** Required work **
Extract the records in full, leaving every picture out.

** Data **
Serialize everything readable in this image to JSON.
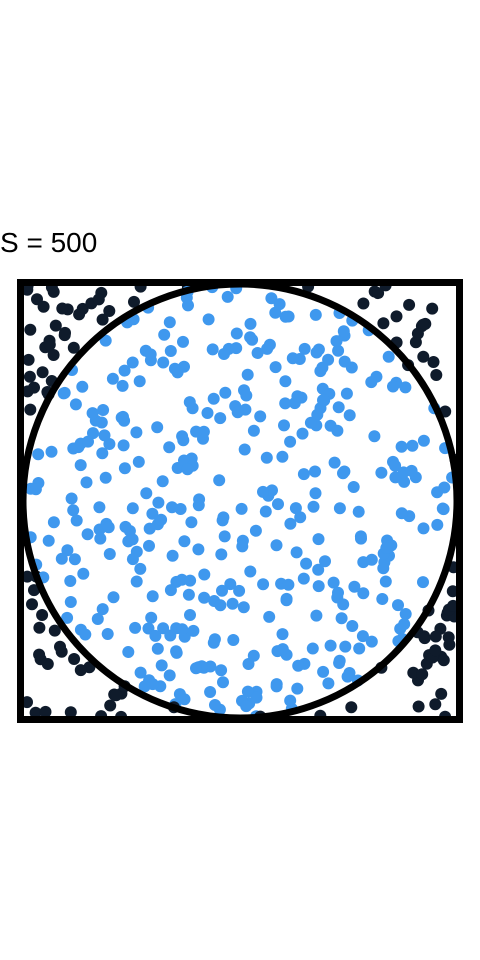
{
  "title": "S = 500",
  "chart_data": {
    "type": "scatter",
    "title": "S = 500",
    "sample_count": 500,
    "xlim": [
      -1,
      1
    ],
    "ylim": [
      -1,
      1
    ],
    "shapes": [
      "unit-square",
      "unit-circle"
    ],
    "series": [
      {
        "key": "inside",
        "color": "#3f98ee"
      },
      {
        "key": "outside",
        "color": "#0f1b2b"
      }
    ],
    "seed": 7
  }
}
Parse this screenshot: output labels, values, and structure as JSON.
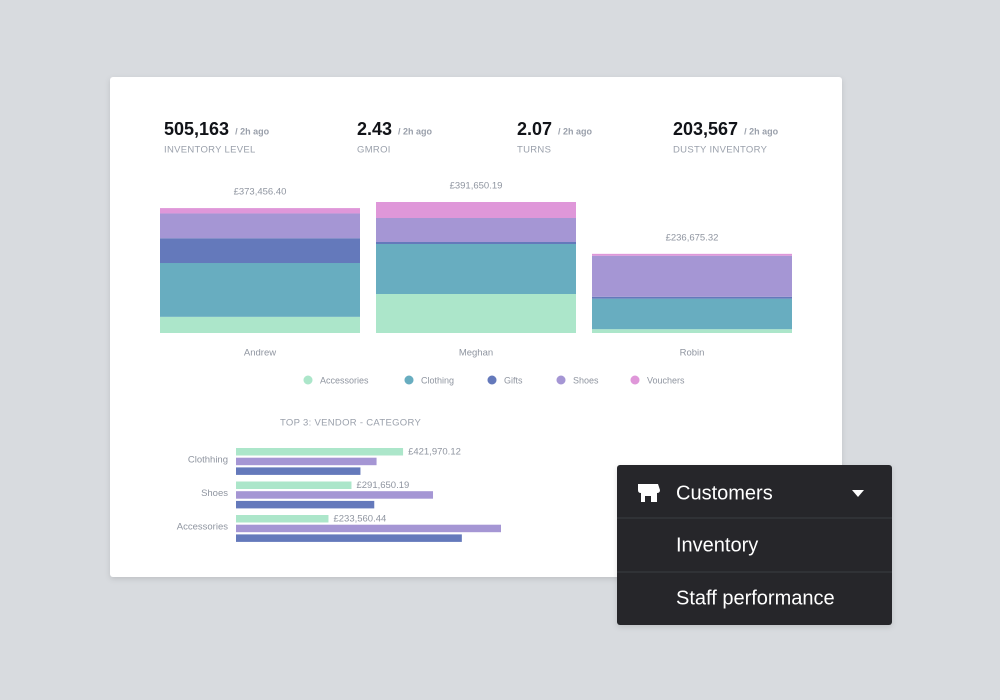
{
  "kpis": [
    {
      "value": "505,163",
      "age": "/ 2h ago",
      "label": "INVENTORY LEVEL"
    },
    {
      "value": "2.43",
      "age": "/ 2h ago",
      "label": "GMROI"
    },
    {
      "value": "2.07",
      "age": "/ 2h ago",
      "label": "TURNS"
    },
    {
      "value": "203,567",
      "age": "/ 2h ago",
      "label": "DUSTY INVENTORY"
    }
  ],
  "chart_data": [
    {
      "type": "stacked_bar",
      "categories": [
        "Andrew",
        "Meghan",
        "Robin"
      ],
      "series": [
        {
          "name": "Accessories",
          "color": "#ace6ca",
          "values": [
            48290,
            116600,
            11400
          ]
        },
        {
          "name": "Clothing",
          "color": "#68adc0",
          "values": [
            160970,
            149490,
            91250
          ]
        },
        {
          "name": "Gifts",
          "color": "#6479bb",
          "values": [
            74050,
            5980,
            5700
          ]
        },
        {
          "name": "Shoes",
          "color": "#a596d4",
          "values": [
            74050,
            71750,
            122620
          ]
        },
        {
          "name": "Vouchers",
          "color": "#df97d9",
          "values": [
            16096.4,
            47830.19,
            5705.32
          ]
        }
      ],
      "totals": [
        373456.4,
        391650.19,
        236675.32
      ],
      "total_labels": [
        "£373,456.40",
        "£391,650.19",
        "£236,675.32"
      ]
    },
    {
      "type": "hbar",
      "title": "TOP 3: VENDOR - CATEGORY",
      "categories": [
        "Clothhing",
        "Shoes",
        "Accessories"
      ],
      "series": [
        {
          "color": "#ace6ca",
          "values": [
            421970.12,
            291650.19,
            233560.44
          ],
          "value_labels": [
            "£421,970.12",
            "£291,650.19",
            "£233,560.44"
          ]
        },
        {
          "color": "#a596d4",
          "values": [
            355000,
            497600,
            669300
          ]
        },
        {
          "color": "#6479bb",
          "values": [
            314300,
            349200,
            570400
          ]
        }
      ]
    }
  ],
  "menu": {
    "items": [
      "Customers",
      "Inventory",
      "Staff performance"
    ]
  }
}
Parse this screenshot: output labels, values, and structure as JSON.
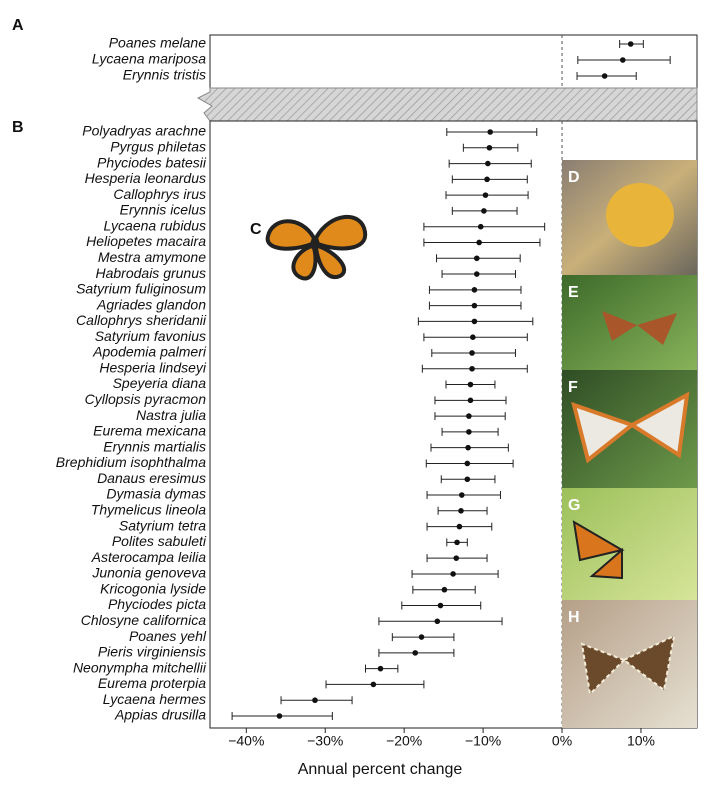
{
  "chart_data": {
    "type": "forest",
    "xlabel": "Annual percent change",
    "xlim": [
      -44.6,
      17.1
    ],
    "xticks": [
      {
        "value": -40,
        "label": "−40%"
      },
      {
        "value": -30,
        "label": "−30%"
      },
      {
        "value": -20,
        "label": "−20%"
      },
      {
        "value": -10,
        "label": "−10%"
      },
      {
        "value": 0,
        "label": "0%"
      },
      {
        "value": 10,
        "label": "10%"
      }
    ],
    "panels": [
      {
        "label": "A",
        "species": [
          "Poanes melane",
          "Lycaena mariposa",
          "Erynnis tristis"
        ],
        "values": [
          8.7,
          7.7,
          5.4
        ],
        "lower": [
          7.3,
          2.0,
          1.9
        ],
        "upper": [
          10.3,
          13.7,
          9.4
        ]
      },
      {
        "label": "B",
        "species": [
          "Polyadryas arachne",
          "Pyrgus philetas",
          "Phyciodes batesii",
          "Hesperia leonardus",
          "Callophrys irus",
          "Erynnis icelus",
          "Lycaena rubidus",
          "Heliopetes macaira",
          "Mestra amymone",
          "Habrodais grunus",
          "Satyrium fuliginosum",
          "Agriades glandon",
          "Callophrys sheridanii",
          "Satyrium favonius",
          "Apodemia palmeri",
          "Hesperia lindseyi",
          "Speyeria diana",
          "Cyllopsis pyracmon",
          "Nastra julia",
          "Eurema mexicana",
          "Erynnis martialis",
          "Brephidium isophthalma",
          "Danaus eresimus",
          "Dymasia dymas",
          "Thymelicus lineola",
          "Satyrium tetra",
          "Polites sabuleti",
          "Asterocampa leilia",
          "Junonia genoveva",
          "Kricogonia lyside",
          "Phyciodes picta",
          "Chlosyne californica",
          "Poanes yehl",
          "Pieris virginiensis",
          "Neonympha mitchellii",
          "Eurema proterpia",
          "Lycaena hermes",
          "Appias drusilla"
        ],
        "values": [
          -9.1,
          -9.2,
          -9.4,
          -9.5,
          -9.7,
          -9.9,
          -10.3,
          -10.5,
          -10.8,
          -10.8,
          -11.1,
          -11.1,
          -11.1,
          -11.3,
          -11.4,
          -11.4,
          -11.6,
          -11.6,
          -11.8,
          -11.8,
          -11.9,
          -12.0,
          -12.0,
          -12.7,
          -12.8,
          -13.0,
          -13.3,
          -13.4,
          -13.8,
          -14.9,
          -15.4,
          -15.8,
          -17.8,
          -18.6,
          -23.0,
          -23.9,
          -31.3,
          -35.8
        ],
        "lower": [
          -14.6,
          -12.5,
          -14.3,
          -13.9,
          -14.7,
          -13.9,
          -17.5,
          -17.5,
          -15.9,
          -15.2,
          -16.8,
          -16.8,
          -18.2,
          -17.5,
          -16.5,
          -17.7,
          -14.7,
          -16.1,
          -16.1,
          -15.2,
          -16.6,
          -17.2,
          -15.3,
          -17.1,
          -15.7,
          -17.1,
          -14.6,
          -17.1,
          -19.0,
          -18.9,
          -20.3,
          -23.2,
          -21.5,
          -23.2,
          -24.9,
          -29.9,
          -35.6,
          -41.8
        ],
        "upper": [
          -3.2,
          -5.6,
          -3.9,
          -4.4,
          -4.3,
          -5.7,
          -2.2,
          -2.8,
          -5.3,
          -5.9,
          -5.2,
          -5.2,
          -3.7,
          -4.4,
          -5.9,
          -4.4,
          -8.5,
          -7.1,
          -7.2,
          -8.1,
          -6.8,
          -6.2,
          -8.5,
          -7.8,
          -9.5,
          -8.9,
          -12.0,
          -9.5,
          -8.1,
          -11.0,
          -10.3,
          -7.6,
          -13.7,
          -13.7,
          -20.8,
          -17.5,
          -26.6,
          -29.1
        ]
      }
    ],
    "photos": [
      "C",
      "D",
      "E",
      "F",
      "G",
      "H"
    ]
  }
}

** In response **
Serialize everything readable in this image to JSON.
{
  "title": "S = 500",
  "chart_data": {
    "type": "scatter",
    "title": "S = 500",
    "sample_count": 500,
    "xlim": [
      -1,
      1
    ],
    "ylim": [
      -1,
      1
    ],
    "shapes": [
      "unit-square",
      "unit-circle"
    ],
    "series": [
      {
        "key": "inside",
        "color": "#3f98ee"
      },
      {
        "key": "outside",
        "color": "#0f1b2b"
      }
    ],
    "seed": 7
  }
}
Parse this screenshot: output labels, values, and structure as JSON.
{
  "kpis": [
    {
      "value": "505,163",
      "age": "/ 2h ago",
      "label": "INVENTORY LEVEL"
    },
    {
      "value": "2.43",
      "age": "/ 2h ago",
      "label": "GMROI"
    },
    {
      "value": "2.07",
      "age": "/ 2h ago",
      "label": "TURNS"
    },
    {
      "value": "203,567",
      "age": "/ 2h ago",
      "label": "DUSTY INVENTORY"
    }
  ],
  "chart_data": [
    {
      "type": "stacked_bar",
      "categories": [
        "Andrew",
        "Meghan",
        "Robin"
      ],
      "series": [
        {
          "name": "Accessories",
          "color": "#ace6ca",
          "values": [
            48290,
            116600,
            11400
          ]
        },
        {
          "name": "Clothing",
          "color": "#68adc0",
          "values": [
            160970,
            149490,
            91250
          ]
        },
        {
          "name": "Gifts",
          "color": "#6479bb",
          "values": [
            74050,
            5980,
            5700
          ]
        },
        {
          "name": "Shoes",
          "color": "#a596d4",
          "values": [
            74050,
            71750,
            122620
          ]
        },
        {
          "name": "Vouchers",
          "color": "#df97d9",
          "values": [
            16096.4,
            47830.19,
            5705.32
          ]
        }
      ],
      "totals": [
        373456.4,
        391650.19,
        236675.32
      ],
      "total_labels": [
        "£373,456.40",
        "£391,650.19",
        "£236,675.32"
      ]
    },
    {
      "type": "hbar",
      "title": "TOP 3: VENDOR - CATEGORY",
      "categories": [
        "Clothhing",
        "Shoes",
        "Accessories"
      ],
      "series": [
        {
          "color": "#ace6ca",
          "values": [
            421970.12,
            291650.19,
            233560.44
          ],
          "value_labels": [
            "£421,970.12",
            "£291,650.19",
            "£233,560.44"
          ]
        },
        {
          "color": "#a596d4",
          "values": [
            355000,
            497600,
            669300
          ]
        },
        {
          "color": "#6479bb",
          "values": [
            314300,
            349200,
            570400
          ]
        }
      ]
    }
  ],
  "menu": {
    "items": [
      "Customers",
      "Inventory",
      "Staff performance"
    ]
  }
}
Parse this screenshot: output labels, values, and structure as JSON.
{
  "chart_data": {
    "type": "forest",
    "xlabel": "Annual percent change",
    "xlim": [
      -44.6,
      17.1
    ],
    "xticks": [
      {
        "value": -40,
        "label": "−40%"
      },
      {
        "value": -30,
        "label": "−30%"
      },
      {
        "value": -20,
        "label": "−20%"
      },
      {
        "value": -10,
        "label": "−10%"
      },
      {
        "value": 0,
        "label": "0%"
      },
      {
        "value": 10,
        "label": "10%"
      }
    ],
    "panels": [
      {
        "label": "A",
        "species": [
          "Poanes melane",
          "Lycaena mariposa",
          "Erynnis tristis"
        ],
        "values": [
          8.7,
          7.7,
          5.4
        ],
        "lower": [
          7.3,
          2.0,
          1.9
        ],
        "upper": [
          10.3,
          13.7,
          9.4
        ]
      },
      {
        "label": "B",
        "species": [
          "Polyadryas arachne",
          "Pyrgus philetas",
          "Phyciodes batesii",
          "Hesperia leonardus",
          "Callophrys irus",
          "Erynnis icelus",
          "Lycaena rubidus",
          "Heliopetes macaira",
          "Mestra amymone",
          "Habrodais grunus",
          "Satyrium fuliginosum",
          "Agriades glandon",
          "Callophrys sheridanii",
          "Satyrium favonius",
          "Apodemia palmeri",
          "Hesperia lindseyi",
          "Speyeria diana",
          "Cyllopsis pyracmon",
          "Nastra julia",
          "Eurema mexicana",
          "Erynnis martialis",
          "Brephidium isophthalma",
          "Danaus eresimus",
          "Dymasia dymas",
          "Thymelicus lineola",
          "Satyrium tetra",
          "Polites sabuleti",
          "Asterocampa leilia",
          "Junonia genoveva",
          "Kricogonia lyside",
          "Phyciodes picta",
          "Chlosyne californica",
          "Poanes yehl",
          "Pieris virginiensis",
          "Neonympha mitchellii",
          "Eurema proterpia",
          "Lycaena hermes",
          "Appias drusilla"
        ],
        "values": [
          -9.1,
          -9.2,
          -9.4,
          -9.5,
          -9.7,
          -9.9,
          -10.3,
          -10.5,
          -10.8,
          -10.8,
          -11.1,
          -11.1,
          -11.1,
          -11.3,
          -11.4,
          -11.4,
          -11.6,
          -11.6,
          -11.8,
          -11.8,
          -11.9,
          -12.0,
          -12.0,
          -12.7,
          -12.8,
          -13.0,
          -13.3,
          -13.4,
          -13.8,
          -14.9,
          -15.4,
          -15.8,
          -17.8,
          -18.6,
          -23.0,
          -23.9,
          -31.3,
          -35.8
        ],
        "lower": [
          -14.6,
          -12.5,
          -14.3,
          -13.9,
          -14.7,
          -13.9,
          -17.5,
          -17.5,
          -15.9,
          -15.2,
          -16.8,
          -16.8,
          -18.2,
          -17.5,
          -16.5,
          -17.7,
          -14.7,
          -16.1,
          -16.1,
          -15.2,
          -16.6,
          -17.2,
          -15.3,
          -17.1,
          -15.7,
          -17.1,
          -14.6,
          -17.1,
          -19.0,
          -18.9,
          -20.3,
          -23.2,
          -21.5,
          -23.2,
          -24.9,
          -29.9,
          -35.6,
          -41.8
        ],
        "upper": [
          -3.2,
          -5.6,
          -3.9,
          -4.4,
          -4.3,
          -5.7,
          -2.2,
          -2.8,
          -5.3,
          -5.9,
          -5.2,
          -5.2,
          -3.7,
          -4.4,
          -5.9,
          -4.4,
          -8.5,
          -7.1,
          -7.2,
          -8.1,
          -6.8,
          -6.2,
          -8.5,
          -7.8,
          -9.5,
          -8.9,
          -12.0,
          -9.5,
          -8.1,
          -11.0,
          -10.3,
          -7.6,
          -13.7,
          -13.7,
          -20.8,
          -17.5,
          -26.6,
          -29.1
        ]
      }
    ],
    "photos": [
      "C",
      "D",
      "E",
      "F",
      "G",
      "H"
    ]
  }
}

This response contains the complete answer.